**OBJECTIVE**
Give all the lines below again, exactly, with no pictures.

[Saved data entries]
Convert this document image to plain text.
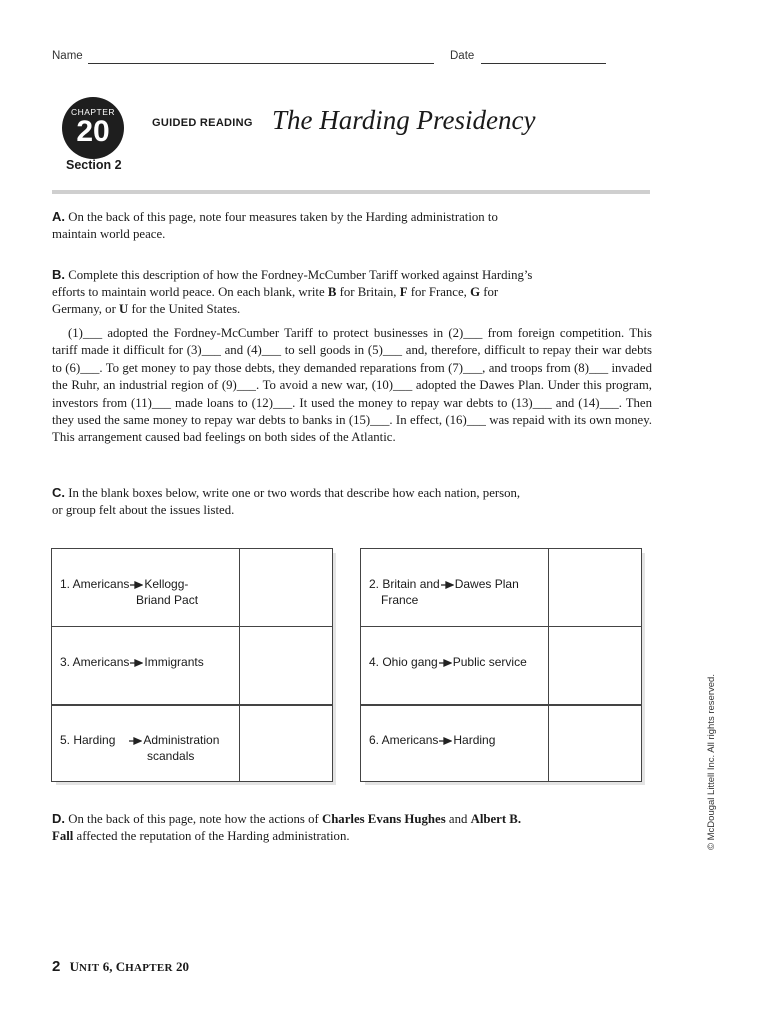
Name	Date
CHAPTER
20
Section 2
GUIDED READING The Harding Presidency
A. On the back of this page, note four measures taken by the Harding administration to maintain world peace.
B. Complete this description of how the Fordney-McCumber Tariff worked against Harding’s efforts to maintain world peace. On each blank, write B for Britain, F for France, G for Germany, or U for the United States.
(1)___ adopted the Fordney-McCumber Tariff to protect businesses in (2)___ from foreign competition. This tariff made it difficult for (3)___ and (4)___ to sell goods in (5)___ and, therefore, difficult to repay their war debts to (6)___. To get money to pay those debts, they demanded reparations from (7)___, and troops from (8)___ invaded the Ruhr, an industrial region of (9)___. To avoid a new war, (10)___ adopted the Dawes Plan. Under this program, investors from (11)___ made loans to (12)___. It used the money to repay war debts to (13)___ and (14)___. Then they used the same money to repay war debts to banks in (15)___. In effect, (16)___ was repaid with its own money. This arrangement caused bad feelings on both sides of the Atlantic.
C. In the blank boxes below, write one or two words that describe how each nation, person, or group felt about the issues listed.
1. Americans Kellogg-
Briand Pact
3. Americans Immigrants
5. Harding Administration
scandals
2. Britain and Dawes Plan
France
4. Ohio gang Public service
6. Americans Harding
D. On the back of this page, note how the actions of Charles Evans Hughes and Albert B. Fall affected the reputation of the Harding administration.	© McDougal Littell Inc. All rights reserved.
2 UNIT 6, CHAPTER 20
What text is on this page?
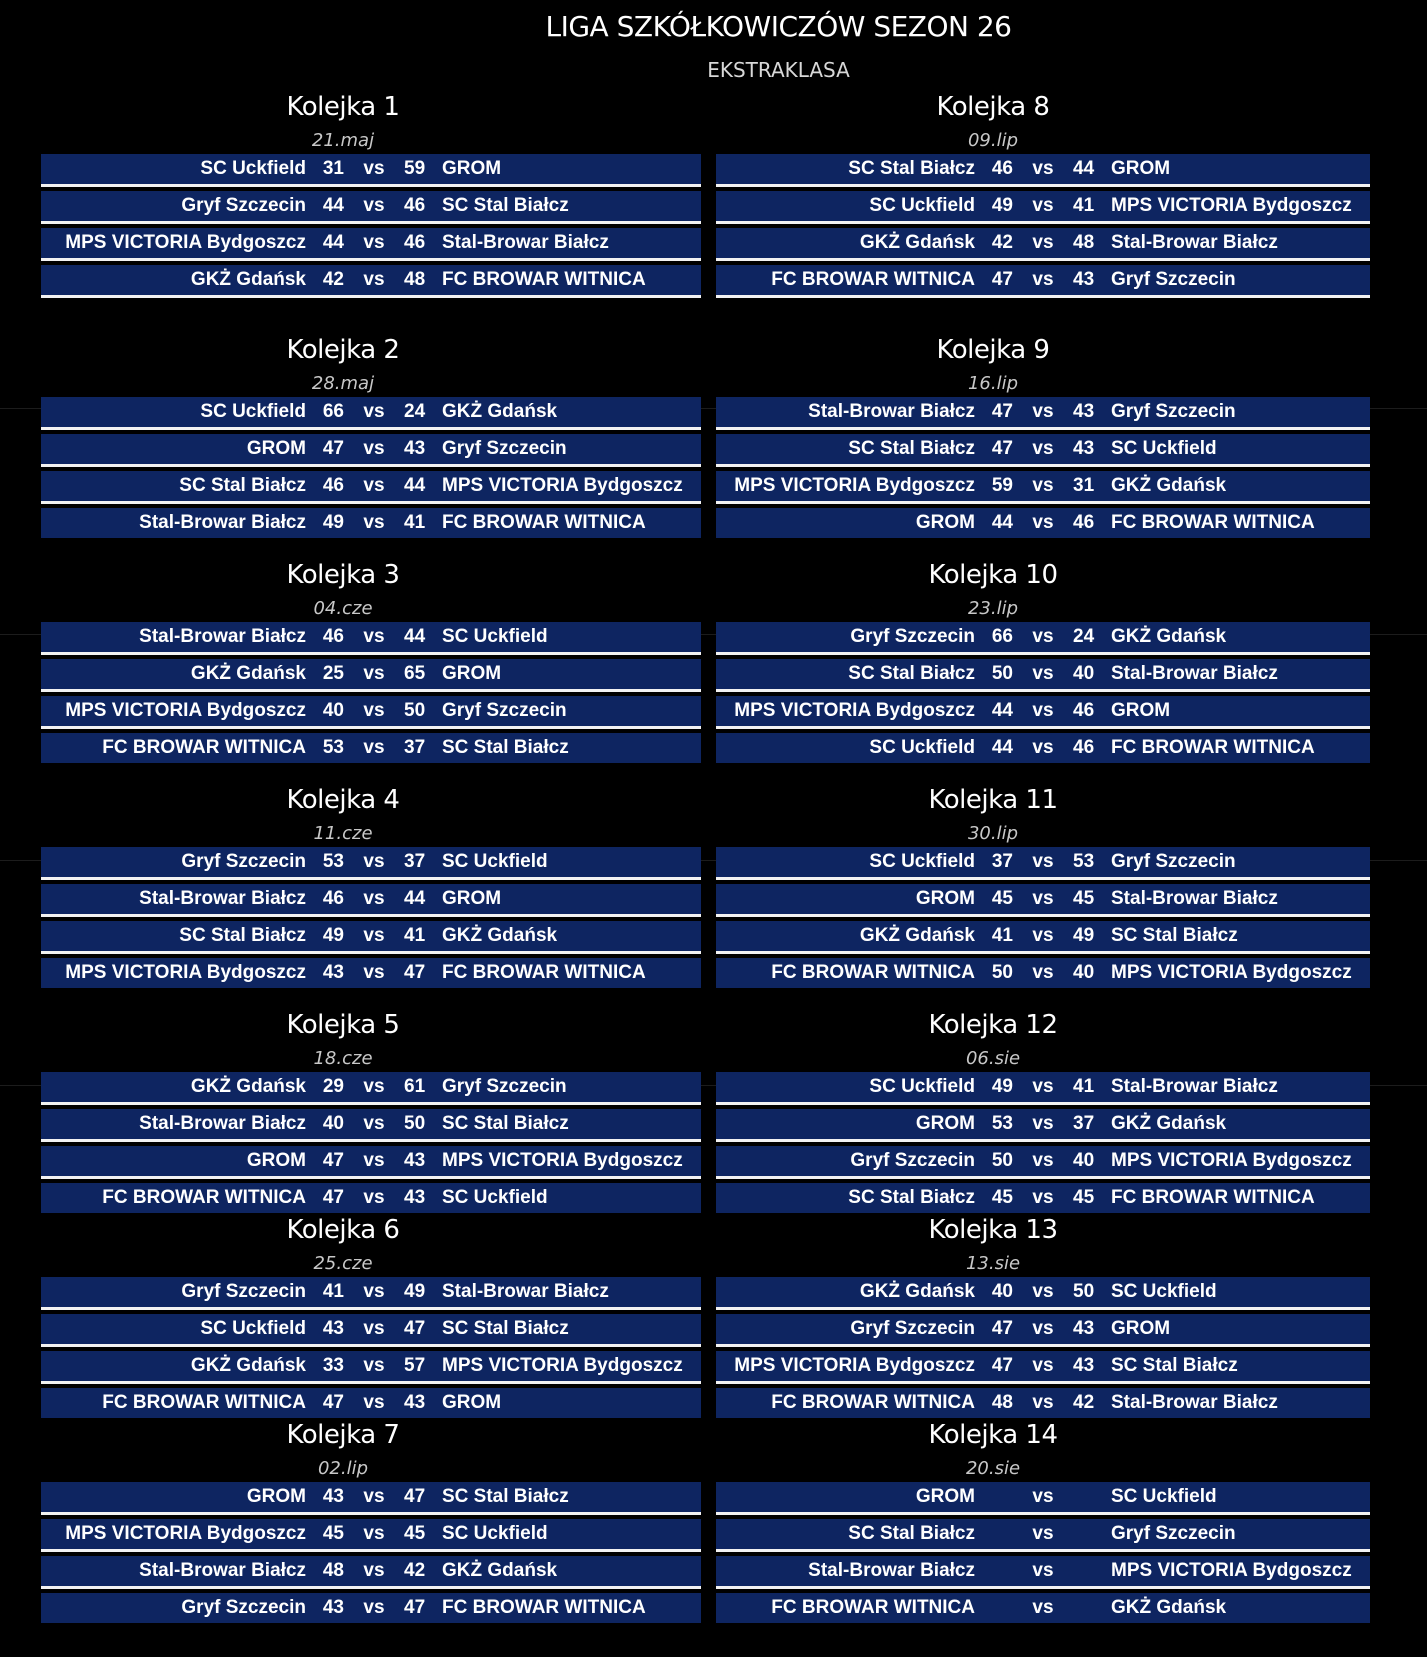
LIGA SZKÓŁKOWICZÓW SEZON 26
EKSTRAKLASA
Kolejka 1
21.maj
SC Uckfield 31	vs	59 GROM
Gryf Szczecin 44	vs	46 SC Stal Białcz
MPS VICTORIA Bydgoszcz 44	vs	46 Stal-Browar Białcz
GKŻ Gdańsk 42	vs	48 FC BROWAR WITNICA
Kolejka 2
28.maj
SC Uckfield 66	vs	24 GKŻ Gdańsk
GROM 47	vs	43 Gryf Szczecin
SC Stal Białcz 46	vs	44 MPS VICTORIA Bydgoszcz
Stal-Browar Białcz 49	vs	41 FC BROWAR WITNICA
Kolejka 3
04.cze
Stal-Browar Białcz 46	vs	44 SC Uckfield
GKŻ Gdańsk 25	vs	65 GROM
MPS VICTORIA Bydgoszcz 40	vs	50 Gryf Szczecin
FC BROWAR WITNICA 53	vs	37 SC Stal Białcz
Kolejka 4
11.cze
Gryf Szczecin 53	vs	37 SC Uckfield
Stal-Browar Białcz 46	vs	44 GROM
SC Stal Białcz 49	vs	41 GKŻ Gdańsk
MPS VICTORIA Bydgoszcz 43	vs	47 FC BROWAR WITNICA
Kolejka 5
18.cze
GKŻ Gdańsk 29	vs	61 Gryf Szczecin
Stal-Browar Białcz 40	vs	50 SC Stal Białcz
GROM 47	vs	43 MPS VICTORIA Bydgoszcz
FC BROWAR WITNICA 47	vs	43 SC Uckfield
Kolejka 6
25.cze
Gryf Szczecin 41	vs	49 Stal-Browar Białcz
SC Uckfield 43	vs	47 SC Stal Białcz
GKŻ Gdańsk 33	vs	57 MPS VICTORIA Bydgoszcz
FC BROWAR WITNICA 47	vs	43 GROM
Kolejka 7
02.lip
GROM 43	vs	47 SC Stal Białcz
MPS VICTORIA Bydgoszcz 45	vs	45 SC Uckfield
Stal-Browar Białcz 48	vs	42 GKŻ Gdańsk
Gryf Szczecin 43	vs	47 FC BROWAR WITNICA
Kolejka 8
09.lip
SC Stal Białcz 46	vs	44 GROM
SC Uckfield 49	vs	41 MPS VICTORIA Bydgoszcz
GKŻ Gdańsk 42	vs	48 Stal-Browar Białcz
FC BROWAR WITNICA 47	vs	43 Gryf Szczecin
Kolejka 9
16.lip
Stal-Browar Białcz 47	vs	43 Gryf Szczecin
SC Stal Białcz 47	vs	43 SC Uckfield
MPS VICTORIA Bydgoszcz 59	vs	31 GKŻ Gdańsk
GROM 44	vs	46 FC BROWAR WITNICA
Kolejka 10
23.lip
Gryf Szczecin 66	vs	24 GKŻ Gdańsk
SC Stal Białcz 50	vs	40 Stal-Browar Białcz
MPS VICTORIA Bydgoszcz 44	vs	46 GROM
SC Uckfield 44	vs	46 FC BROWAR WITNICA
Kolejka 11
30.lip
SC Uckfield 37	vs	53 Gryf Szczecin
GROM 45	vs	45 Stal-Browar Białcz
GKŻ Gdańsk 41	vs	49 SC Stal Białcz
FC BROWAR WITNICA 50	vs	40 MPS VICTORIA Bydgoszcz
Kolejka 12
06.sie
SC Uckfield 49	vs	41 Stal-Browar Białcz
GROM 53	vs	37 GKŻ Gdańsk
Gryf Szczecin 50	vs	40 MPS VICTORIA Bydgoszcz
SC Stal Białcz 45	vs	45 FC BROWAR WITNICA
Kolejka 13
13.sie
GKŻ Gdańsk 40	vs	50 SC Uckfield
Gryf Szczecin 47	vs	43 GROM
MPS VICTORIA Bydgoszcz 47	vs	43 SC Stal Białcz
FC BROWAR WITNICA 48	vs	42 Stal-Browar Białcz
Kolejka 14
20.sie
GROM	vs	SC Uckfield
SC Stal Białcz	vs	Gryf Szczecin
Stal-Browar Białcz	vs	MPS VICTORIA Bydgoszcz
FC BROWAR WITNICA	vs	GKŻ Gdańsk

**SOLUTION TO THIS TASK**
Convert this document image to plain text.
Name	Date
CHAPTER
20
Section 2
GUIDED READING The Harding Presidency
A. On the back of this page, note four measures taken by the Harding administration to maintain world peace.
B. Complete this description of how the Fordney-McCumber Tariff worked against Harding’s efforts to maintain world peace. On each blank, write B for Britain, F for France, G for Germany, or U for the United States.
(1)___ adopted the Fordney-McCumber Tariff to protect businesses in (2)___ from foreign competition. This tariff made it difficult for (3)___ and (4)___ to sell goods in (5)___ and, therefore, difficult to repay their war debts to (6)___. To get money to pay those debts, they demanded reparations from (7)___, and troops from (8)___ invaded the Ruhr, an industrial region of (9)___. To avoid a new war, (10)___ adopted the Dawes Plan. Under this program, investors from (11)___ made loans to (12)___. It used the money to repay war debts to (13)___ and (14)___. Then they used the same money to repay war debts to banks in (15)___. In effect, (16)___ was repaid with its own money. This arrangement caused bad feelings on both sides of the Atlantic.
C. In the blank boxes below, write one or two words that describe how each nation, person, or group felt about the issues listed.
1. Americans Kellogg-
Briand Pact
3. Americans Immigrants
5. Harding Administration
scandals
2. Britain and Dawes Plan
France
4. Ohio gang Public service
6. Americans Harding
D. On the back of this page, note how the actions of Charles Evans Hughes and Albert B. Fall affected the reputation of the Harding administration.	© McDougal Littell Inc. All rights reserved.
2 UNIT 6, CHAPTER 20
What text is on this page?
LIGA SZKÓŁKOWICZÓW SEZON 26
EKSTRAKLASA
Kolejka 1
21.maj
SC Uckfield 31	vs	59 GROM
Gryf Szczecin 44	vs	46 SC Stal Białcz
MPS VICTORIA Bydgoszcz 44	vs	46 Stal-Browar Białcz
GKŻ Gdańsk 42	vs	48 FC BROWAR WITNICA
Kolejka 2
28.maj
SC Uckfield 66	vs	24 GKŻ Gdańsk
GROM 47	vs	43 Gryf Szczecin
SC Stal Białcz 46	vs	44 MPS VICTORIA Bydgoszcz
Stal-Browar Białcz 49	vs	41 FC BROWAR WITNICA
Kolejka 3
04.cze
Stal-Browar Białcz 46	vs	44 SC Uckfield
GKŻ Gdańsk 25	vs	65 GROM
MPS VICTORIA Bydgoszcz 40	vs	50 Gryf Szczecin
FC BROWAR WITNICA 53	vs	37 SC Stal Białcz
Kolejka 4
11.cze
Gryf Szczecin 53	vs	37 SC Uckfield
Stal-Browar Białcz 46	vs	44 GROM
SC Stal Białcz 49	vs	41 GKŻ Gdańsk
MPS VICTORIA Bydgoszcz 43	vs	47 FC BROWAR WITNICA
Kolejka 5
18.cze
GKŻ Gdańsk 29	vs	61 Gryf Szczecin
Stal-Browar Białcz 40	vs	50 SC Stal Białcz
GROM 47	vs	43 MPS VICTORIA Bydgoszcz
FC BROWAR WITNICA 47	vs	43 SC Uckfield
Kolejka 6
25.cze
Gryf Szczecin 41	vs	49 Stal-Browar Białcz
SC Uckfield 43	vs	47 SC Stal Białcz
GKŻ Gdańsk 33	vs	57 MPS VICTORIA Bydgoszcz
FC BROWAR WITNICA 47	vs	43 GROM
Kolejka 7
02.lip
GROM 43	vs	47 SC Stal Białcz
MPS VICTORIA Bydgoszcz 45	vs	45 SC Uckfield
Stal-Browar Białcz 48	vs	42 GKŻ Gdańsk
Gryf Szczecin 43	vs	47 FC BROWAR WITNICA
Kolejka 8
09.lip
SC Stal Białcz 46	vs	44 GROM
SC Uckfield 49	vs	41 MPS VICTORIA Bydgoszcz
GKŻ Gdańsk 42	vs	48 Stal-Browar Białcz
FC BROWAR WITNICA 47	vs	43 Gryf Szczecin
Kolejka 9
16.lip
Stal-Browar Białcz 47	vs	43 Gryf Szczecin
SC Stal Białcz 47	vs	43 SC Uckfield
MPS VICTORIA Bydgoszcz 59	vs	31 GKŻ Gdańsk
GROM 44	vs	46 FC BROWAR WITNICA
Kolejka 10
23.lip
Gryf Szczecin 66	vs	24 GKŻ Gdańsk
SC Stal Białcz 50	vs	40 Stal-Browar Białcz
MPS VICTORIA Bydgoszcz 44	vs	46 GROM
SC Uckfield 44	vs	46 FC BROWAR WITNICA
Kolejka 11
30.lip
SC Uckfield 37	vs	53 Gryf Szczecin
GROM 45	vs	45 Stal-Browar Białcz
GKŻ Gdańsk 41	vs	49 SC Stal Białcz
FC BROWAR WITNICA 50	vs	40 MPS VICTORIA Bydgoszcz
Kolejka 12
06.sie
SC Uckfield 49	vs	41 Stal-Browar Białcz
GROM 53	vs	37 GKŻ Gdańsk
Gryf Szczecin 50	vs	40 MPS VICTORIA Bydgoszcz
SC Stal Białcz 45	vs	45 FC BROWAR WITNICA
Kolejka 13
13.sie
GKŻ Gdańsk 40	vs	50 SC Uckfield
Gryf Szczecin 47	vs	43 GROM
MPS VICTORIA Bydgoszcz 47	vs	43 SC Stal Białcz
FC BROWAR WITNICA 48	vs	42 Stal-Browar Białcz
Kolejka 14
20.sie
GROM	vs	SC Uckfield
SC Stal Białcz	vs	Gryf Szczecin
Stal-Browar Białcz	vs	MPS VICTORIA Bydgoszcz
FC BROWAR WITNICA	vs	GKŻ Gdańsk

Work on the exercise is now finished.